■ Problem to solve
Examine every line of the listing below. Count those containing "part" and state only the result.

■ Provided data
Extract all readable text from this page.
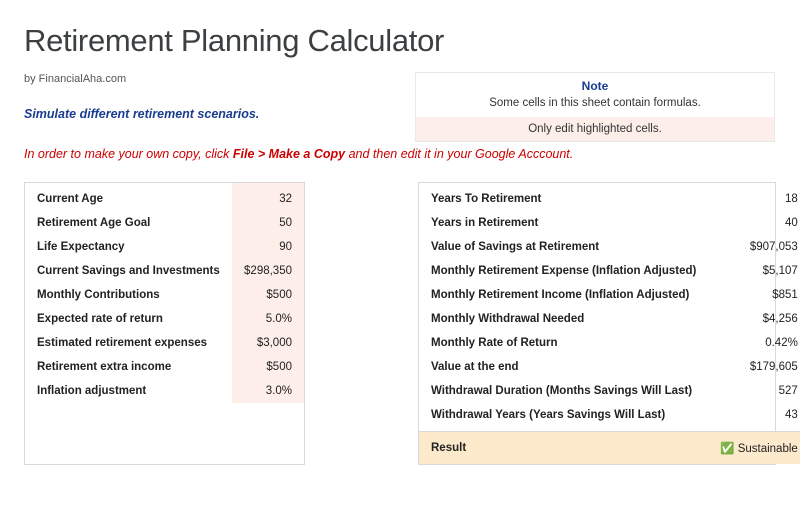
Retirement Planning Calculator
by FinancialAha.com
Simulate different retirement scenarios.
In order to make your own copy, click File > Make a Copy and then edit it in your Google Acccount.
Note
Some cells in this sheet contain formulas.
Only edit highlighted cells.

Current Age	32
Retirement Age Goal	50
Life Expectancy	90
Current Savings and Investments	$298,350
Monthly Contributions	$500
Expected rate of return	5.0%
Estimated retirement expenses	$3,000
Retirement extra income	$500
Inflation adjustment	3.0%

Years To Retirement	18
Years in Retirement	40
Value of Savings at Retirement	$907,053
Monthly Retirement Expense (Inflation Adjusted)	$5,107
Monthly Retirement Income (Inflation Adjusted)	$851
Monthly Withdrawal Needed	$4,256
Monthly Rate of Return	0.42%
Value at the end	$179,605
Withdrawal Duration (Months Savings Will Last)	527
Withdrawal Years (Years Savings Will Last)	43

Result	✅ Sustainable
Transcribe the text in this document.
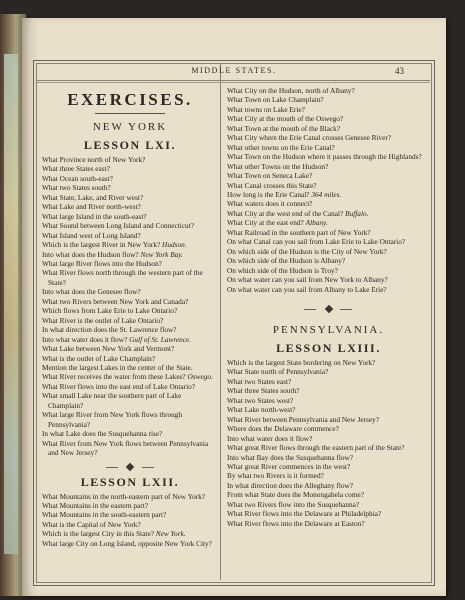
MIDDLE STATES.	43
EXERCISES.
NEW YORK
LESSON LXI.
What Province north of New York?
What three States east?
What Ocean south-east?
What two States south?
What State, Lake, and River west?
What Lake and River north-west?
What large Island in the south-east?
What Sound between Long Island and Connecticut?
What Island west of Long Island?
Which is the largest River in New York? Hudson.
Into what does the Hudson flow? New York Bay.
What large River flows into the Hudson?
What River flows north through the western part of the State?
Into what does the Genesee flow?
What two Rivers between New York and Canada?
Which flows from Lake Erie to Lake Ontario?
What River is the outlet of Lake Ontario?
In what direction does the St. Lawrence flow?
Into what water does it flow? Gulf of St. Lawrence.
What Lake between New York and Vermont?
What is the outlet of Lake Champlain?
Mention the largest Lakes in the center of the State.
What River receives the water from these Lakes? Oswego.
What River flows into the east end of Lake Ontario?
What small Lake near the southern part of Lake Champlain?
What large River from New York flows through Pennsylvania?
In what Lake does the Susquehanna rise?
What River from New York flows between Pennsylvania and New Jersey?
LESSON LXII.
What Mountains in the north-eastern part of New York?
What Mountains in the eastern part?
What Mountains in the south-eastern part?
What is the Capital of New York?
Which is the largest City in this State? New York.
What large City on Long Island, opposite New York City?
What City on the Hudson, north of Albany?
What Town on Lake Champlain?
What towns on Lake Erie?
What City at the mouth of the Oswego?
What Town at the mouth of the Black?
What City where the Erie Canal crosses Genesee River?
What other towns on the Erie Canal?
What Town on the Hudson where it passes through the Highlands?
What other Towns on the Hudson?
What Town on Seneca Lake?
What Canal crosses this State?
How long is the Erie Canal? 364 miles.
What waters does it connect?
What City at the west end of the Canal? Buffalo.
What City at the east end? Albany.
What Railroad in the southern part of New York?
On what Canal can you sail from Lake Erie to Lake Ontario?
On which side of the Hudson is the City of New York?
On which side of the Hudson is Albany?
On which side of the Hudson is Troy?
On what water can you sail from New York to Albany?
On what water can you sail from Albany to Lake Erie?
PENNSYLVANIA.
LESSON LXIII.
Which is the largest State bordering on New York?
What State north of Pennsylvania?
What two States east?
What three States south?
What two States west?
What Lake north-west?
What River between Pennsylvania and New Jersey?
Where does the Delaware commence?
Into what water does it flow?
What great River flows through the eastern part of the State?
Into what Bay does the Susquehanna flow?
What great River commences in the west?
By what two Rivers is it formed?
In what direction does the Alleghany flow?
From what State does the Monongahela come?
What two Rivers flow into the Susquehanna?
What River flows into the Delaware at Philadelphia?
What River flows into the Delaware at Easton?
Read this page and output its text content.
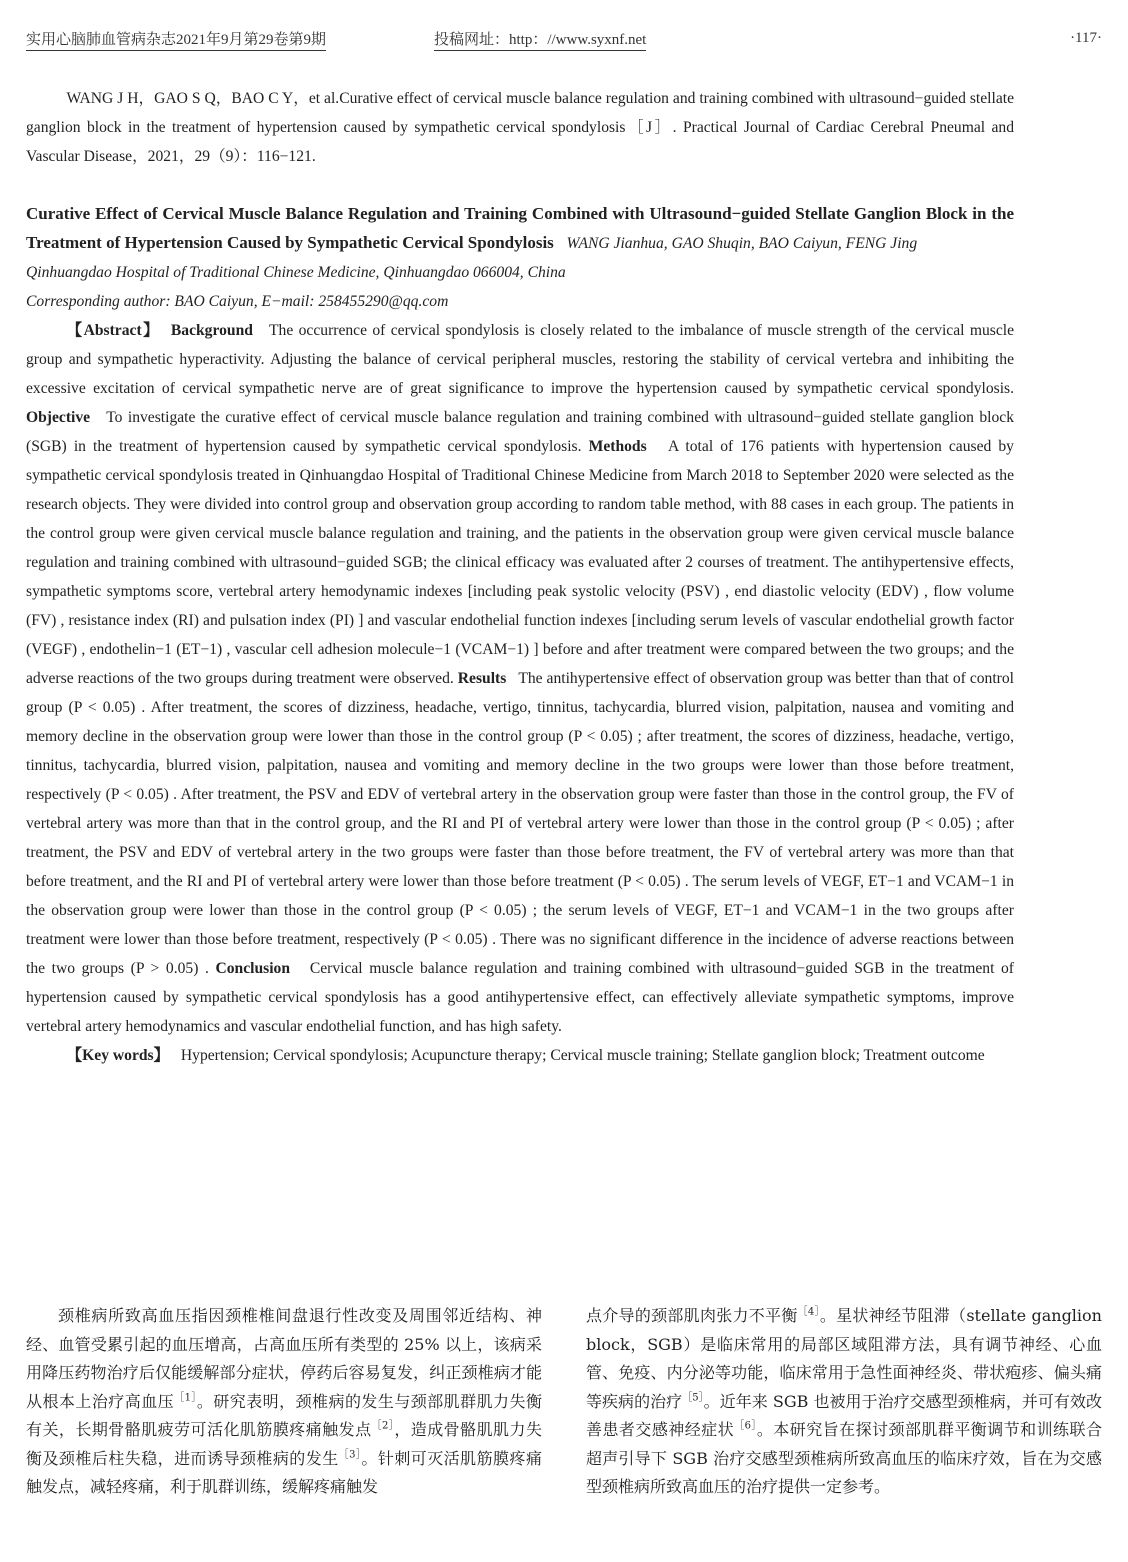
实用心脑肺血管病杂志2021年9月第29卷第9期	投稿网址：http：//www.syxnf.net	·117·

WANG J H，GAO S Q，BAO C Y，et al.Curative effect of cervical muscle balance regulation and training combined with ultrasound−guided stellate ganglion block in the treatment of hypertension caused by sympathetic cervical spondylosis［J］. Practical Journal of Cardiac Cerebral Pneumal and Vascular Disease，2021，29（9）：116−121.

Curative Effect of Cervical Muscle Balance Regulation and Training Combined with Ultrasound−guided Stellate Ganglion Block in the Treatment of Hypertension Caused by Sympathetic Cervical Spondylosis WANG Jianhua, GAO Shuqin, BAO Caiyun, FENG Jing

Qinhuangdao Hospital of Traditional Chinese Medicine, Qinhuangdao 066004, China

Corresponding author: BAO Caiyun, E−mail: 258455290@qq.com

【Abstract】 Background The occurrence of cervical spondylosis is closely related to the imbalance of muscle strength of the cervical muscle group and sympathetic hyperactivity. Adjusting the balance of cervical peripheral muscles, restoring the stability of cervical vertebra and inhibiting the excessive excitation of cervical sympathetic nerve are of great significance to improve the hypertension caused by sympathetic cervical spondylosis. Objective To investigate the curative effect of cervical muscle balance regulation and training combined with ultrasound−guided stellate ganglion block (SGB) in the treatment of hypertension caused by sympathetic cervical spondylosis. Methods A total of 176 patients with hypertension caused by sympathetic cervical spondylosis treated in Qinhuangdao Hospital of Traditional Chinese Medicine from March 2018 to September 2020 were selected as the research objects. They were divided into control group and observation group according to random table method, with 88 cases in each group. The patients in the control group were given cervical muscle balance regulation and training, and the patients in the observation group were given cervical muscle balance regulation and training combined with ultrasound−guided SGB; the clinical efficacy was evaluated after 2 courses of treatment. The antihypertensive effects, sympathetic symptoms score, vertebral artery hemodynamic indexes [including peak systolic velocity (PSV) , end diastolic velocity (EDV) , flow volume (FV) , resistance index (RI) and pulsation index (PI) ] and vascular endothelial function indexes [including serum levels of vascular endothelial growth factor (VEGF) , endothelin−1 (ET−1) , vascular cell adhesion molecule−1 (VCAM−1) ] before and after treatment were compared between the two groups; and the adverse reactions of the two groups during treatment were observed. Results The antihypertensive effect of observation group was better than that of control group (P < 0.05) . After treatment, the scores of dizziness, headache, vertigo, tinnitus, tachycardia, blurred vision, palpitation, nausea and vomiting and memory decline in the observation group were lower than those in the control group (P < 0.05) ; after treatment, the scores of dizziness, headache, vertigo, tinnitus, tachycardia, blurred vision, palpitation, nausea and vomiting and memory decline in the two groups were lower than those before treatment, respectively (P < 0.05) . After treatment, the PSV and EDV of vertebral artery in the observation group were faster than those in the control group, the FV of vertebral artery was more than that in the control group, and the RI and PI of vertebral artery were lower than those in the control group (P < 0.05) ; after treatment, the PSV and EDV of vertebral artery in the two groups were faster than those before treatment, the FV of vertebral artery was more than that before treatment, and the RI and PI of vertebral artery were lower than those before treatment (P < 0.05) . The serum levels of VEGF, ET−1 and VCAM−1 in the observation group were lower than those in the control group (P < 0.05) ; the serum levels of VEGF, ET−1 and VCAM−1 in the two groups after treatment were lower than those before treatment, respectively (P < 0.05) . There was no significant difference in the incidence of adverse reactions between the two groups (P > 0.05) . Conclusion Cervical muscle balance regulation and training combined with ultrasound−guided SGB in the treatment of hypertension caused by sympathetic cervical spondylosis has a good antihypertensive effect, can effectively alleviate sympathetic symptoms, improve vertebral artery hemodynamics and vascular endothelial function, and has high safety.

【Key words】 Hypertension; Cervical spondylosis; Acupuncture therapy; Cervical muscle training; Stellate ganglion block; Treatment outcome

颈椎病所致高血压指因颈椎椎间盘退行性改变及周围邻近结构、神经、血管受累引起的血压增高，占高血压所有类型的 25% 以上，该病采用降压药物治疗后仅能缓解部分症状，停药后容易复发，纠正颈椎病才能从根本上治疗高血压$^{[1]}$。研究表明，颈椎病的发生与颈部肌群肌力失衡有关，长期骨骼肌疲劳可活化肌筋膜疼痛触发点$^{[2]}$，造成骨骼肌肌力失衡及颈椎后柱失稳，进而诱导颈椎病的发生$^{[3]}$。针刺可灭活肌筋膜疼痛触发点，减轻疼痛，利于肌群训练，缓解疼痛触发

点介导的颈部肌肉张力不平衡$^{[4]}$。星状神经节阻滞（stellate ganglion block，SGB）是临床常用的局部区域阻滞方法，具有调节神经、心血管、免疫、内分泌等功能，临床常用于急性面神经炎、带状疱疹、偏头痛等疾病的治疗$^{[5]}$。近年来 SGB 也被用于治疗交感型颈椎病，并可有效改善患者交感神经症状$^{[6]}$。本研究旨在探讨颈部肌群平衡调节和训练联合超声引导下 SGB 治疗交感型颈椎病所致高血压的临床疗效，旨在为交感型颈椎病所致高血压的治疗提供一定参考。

■ Task solution
7